*Stored records*:
★ ★ ★ ★ ★ ★ ★

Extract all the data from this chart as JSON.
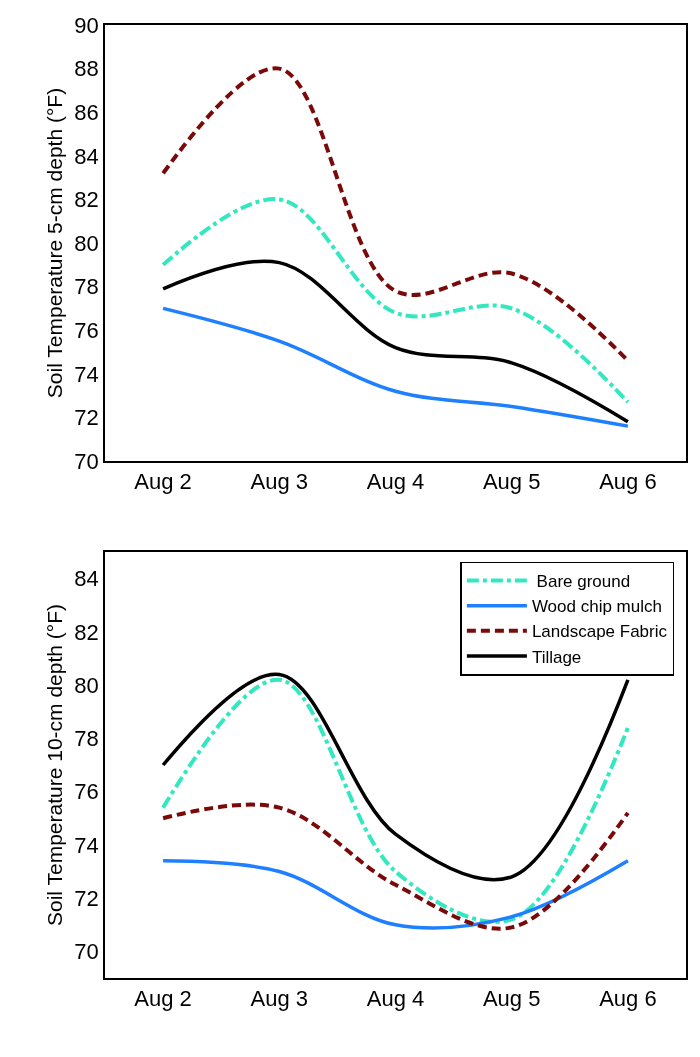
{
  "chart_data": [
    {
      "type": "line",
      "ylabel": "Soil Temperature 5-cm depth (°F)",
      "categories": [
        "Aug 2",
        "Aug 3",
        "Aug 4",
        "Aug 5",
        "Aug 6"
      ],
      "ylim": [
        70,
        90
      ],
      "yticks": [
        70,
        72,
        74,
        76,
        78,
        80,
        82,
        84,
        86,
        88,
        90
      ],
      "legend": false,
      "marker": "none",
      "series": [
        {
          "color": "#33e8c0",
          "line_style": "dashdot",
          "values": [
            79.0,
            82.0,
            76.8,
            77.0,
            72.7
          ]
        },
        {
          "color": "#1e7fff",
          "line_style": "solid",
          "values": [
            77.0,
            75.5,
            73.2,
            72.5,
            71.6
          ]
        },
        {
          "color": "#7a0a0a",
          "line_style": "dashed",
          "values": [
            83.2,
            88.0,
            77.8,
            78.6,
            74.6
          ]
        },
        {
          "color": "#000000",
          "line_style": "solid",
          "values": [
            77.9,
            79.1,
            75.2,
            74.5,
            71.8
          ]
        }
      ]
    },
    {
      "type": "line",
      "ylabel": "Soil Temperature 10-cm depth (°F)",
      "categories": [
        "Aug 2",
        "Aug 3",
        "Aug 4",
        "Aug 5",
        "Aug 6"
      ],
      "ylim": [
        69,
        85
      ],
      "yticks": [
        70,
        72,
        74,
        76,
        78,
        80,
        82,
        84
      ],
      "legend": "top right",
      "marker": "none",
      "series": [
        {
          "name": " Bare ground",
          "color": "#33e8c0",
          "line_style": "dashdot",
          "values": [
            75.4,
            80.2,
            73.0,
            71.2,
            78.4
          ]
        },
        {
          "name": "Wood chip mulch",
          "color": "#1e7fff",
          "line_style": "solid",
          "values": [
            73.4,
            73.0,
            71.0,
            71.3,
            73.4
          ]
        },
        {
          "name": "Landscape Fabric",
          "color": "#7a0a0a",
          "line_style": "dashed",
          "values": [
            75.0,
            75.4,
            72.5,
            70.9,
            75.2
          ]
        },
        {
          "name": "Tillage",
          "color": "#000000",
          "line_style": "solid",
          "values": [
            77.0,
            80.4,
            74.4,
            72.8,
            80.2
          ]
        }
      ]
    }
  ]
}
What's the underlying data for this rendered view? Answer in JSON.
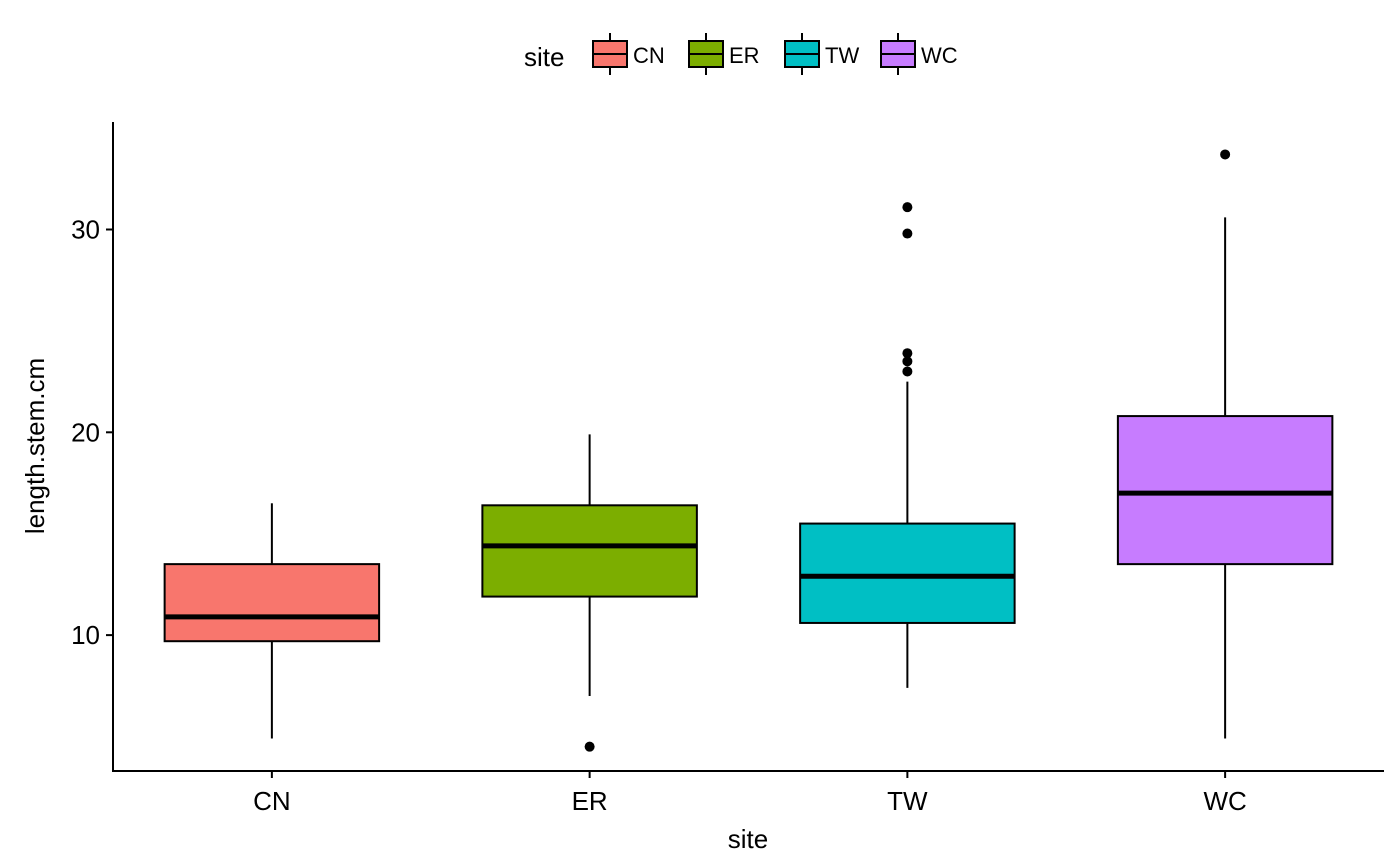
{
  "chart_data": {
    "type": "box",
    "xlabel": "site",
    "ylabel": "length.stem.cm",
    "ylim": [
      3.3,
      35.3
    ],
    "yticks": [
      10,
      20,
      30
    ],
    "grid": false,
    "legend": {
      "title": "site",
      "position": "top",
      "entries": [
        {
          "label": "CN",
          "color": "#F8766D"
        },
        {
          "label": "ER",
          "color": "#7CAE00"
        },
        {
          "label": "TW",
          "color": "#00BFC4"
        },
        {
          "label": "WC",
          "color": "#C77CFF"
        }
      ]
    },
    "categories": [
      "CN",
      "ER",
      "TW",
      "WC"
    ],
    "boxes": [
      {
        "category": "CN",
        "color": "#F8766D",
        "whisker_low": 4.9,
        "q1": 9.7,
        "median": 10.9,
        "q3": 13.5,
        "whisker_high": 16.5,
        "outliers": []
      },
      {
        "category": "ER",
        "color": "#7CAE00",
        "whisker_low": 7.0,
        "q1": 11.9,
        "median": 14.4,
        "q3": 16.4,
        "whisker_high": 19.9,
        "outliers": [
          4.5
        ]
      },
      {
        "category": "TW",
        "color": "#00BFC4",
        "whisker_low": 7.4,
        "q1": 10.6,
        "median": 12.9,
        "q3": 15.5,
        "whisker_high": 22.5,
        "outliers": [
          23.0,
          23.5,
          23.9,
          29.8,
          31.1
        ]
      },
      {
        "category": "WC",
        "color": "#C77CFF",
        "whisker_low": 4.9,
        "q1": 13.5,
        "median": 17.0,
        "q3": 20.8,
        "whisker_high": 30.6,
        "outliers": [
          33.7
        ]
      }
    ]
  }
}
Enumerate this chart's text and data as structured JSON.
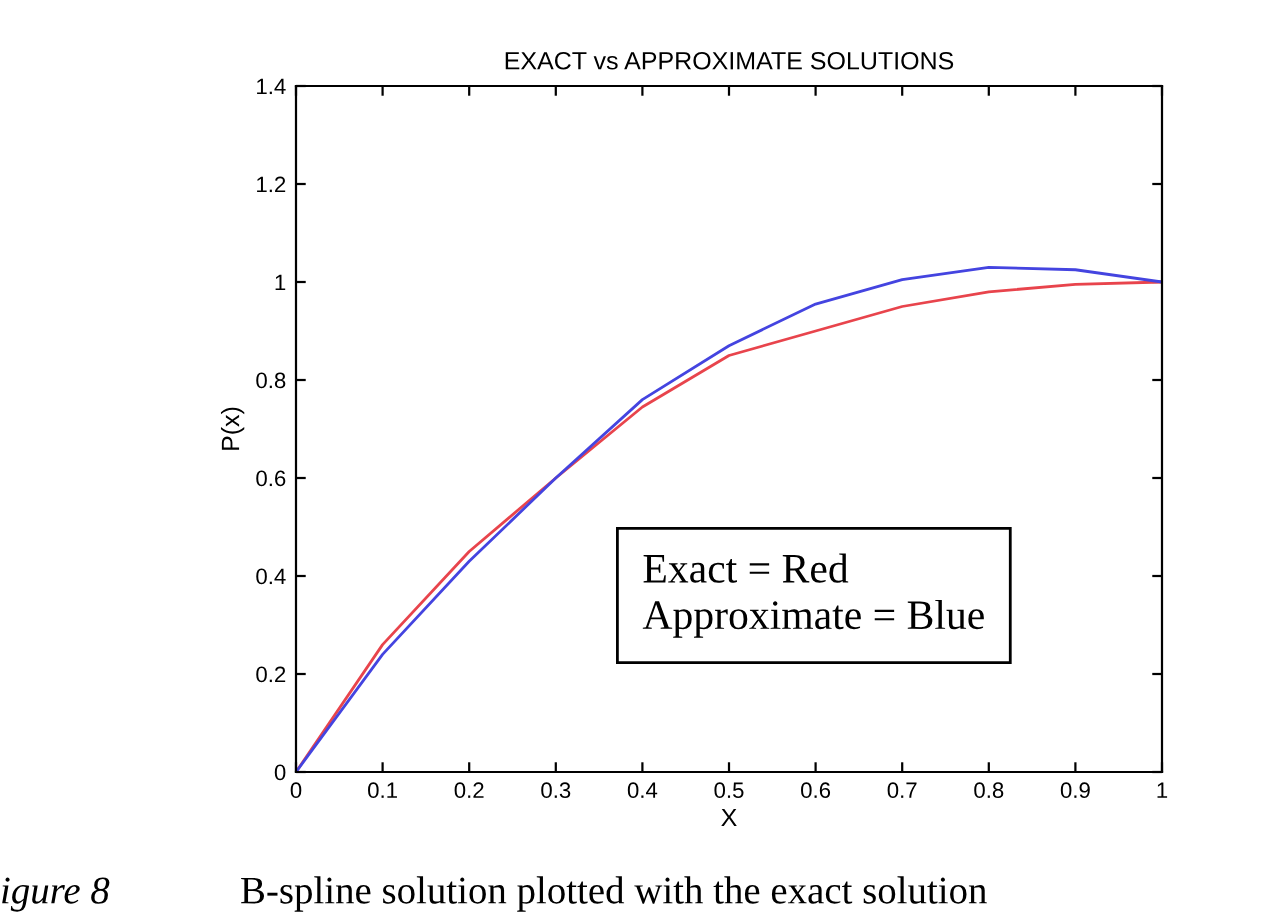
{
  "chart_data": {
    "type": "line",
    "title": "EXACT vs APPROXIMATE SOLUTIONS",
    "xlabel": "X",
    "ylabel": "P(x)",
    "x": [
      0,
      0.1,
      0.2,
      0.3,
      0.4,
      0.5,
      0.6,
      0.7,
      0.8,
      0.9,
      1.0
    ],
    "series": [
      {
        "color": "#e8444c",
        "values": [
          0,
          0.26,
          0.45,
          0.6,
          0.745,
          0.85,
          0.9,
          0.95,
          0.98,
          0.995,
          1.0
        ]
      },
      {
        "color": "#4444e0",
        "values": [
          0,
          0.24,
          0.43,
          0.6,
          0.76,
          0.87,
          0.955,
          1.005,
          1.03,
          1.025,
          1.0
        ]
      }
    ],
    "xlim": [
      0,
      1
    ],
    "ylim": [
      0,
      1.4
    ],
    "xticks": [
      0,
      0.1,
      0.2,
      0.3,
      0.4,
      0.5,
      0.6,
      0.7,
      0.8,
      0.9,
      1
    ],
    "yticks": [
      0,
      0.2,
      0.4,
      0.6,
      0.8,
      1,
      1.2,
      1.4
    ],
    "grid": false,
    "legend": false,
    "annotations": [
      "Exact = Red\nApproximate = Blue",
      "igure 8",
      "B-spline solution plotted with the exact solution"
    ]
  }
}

★ ★ ★ ★ ★ ★ ★

*What this task involves*: Starting with the line that holds "Enumerate this chart's", retype each line through the last one in the listing above, exactly as written. Do not copy any pictures.

*Output of the exercise*:
Enumerate this chart's text and data as structured JSON.
{
  "chart_data": {
    "type": "line",
    "title": "EXACT vs APPROXIMATE SOLUTIONS",
    "xlabel": "X",
    "ylabel": "P(x)",
    "x": [
      0,
      0.1,
      0.2,
      0.3,
      0.4,
      0.5,
      0.6,
      0.7,
      0.8,
      0.9,
      1.0
    ],
    "series": [
      {
        "color": "#e8444c",
        "values": [
          0,
          0.26,
          0.45,
          0.6,
          0.745,
          0.85,
          0.9,
          0.95,
          0.98,
          0.995,
          1.0
        ]
      },
      {
        "color": "#4444e0",
        "values": [
          0,
          0.24,
          0.43,
          0.6,
          0.76,
          0.87,
          0.955,
          1.005,
          1.03,
          1.025,
          1.0
        ]
      }
    ],
    "xlim": [
      0,
      1
    ],
    "ylim": [
      0,
      1.4
    ],
    "xticks": [
      0,
      0.1,
      0.2,
      0.3,
      0.4,
      0.5,
      0.6,
      0.7,
      0.8,
      0.9,
      1
    ],
    "yticks": [
      0,
      0.2,
      0.4,
      0.6,
      0.8,
      1,
      1.2,
      1.4
    ],
    "grid": false,
    "legend": false,
    "annotations": [
      "Exact = Red\nApproximate = Blue",
      "igure 8",
      "B-spline solution plotted with the exact solution"
    ]
  }
}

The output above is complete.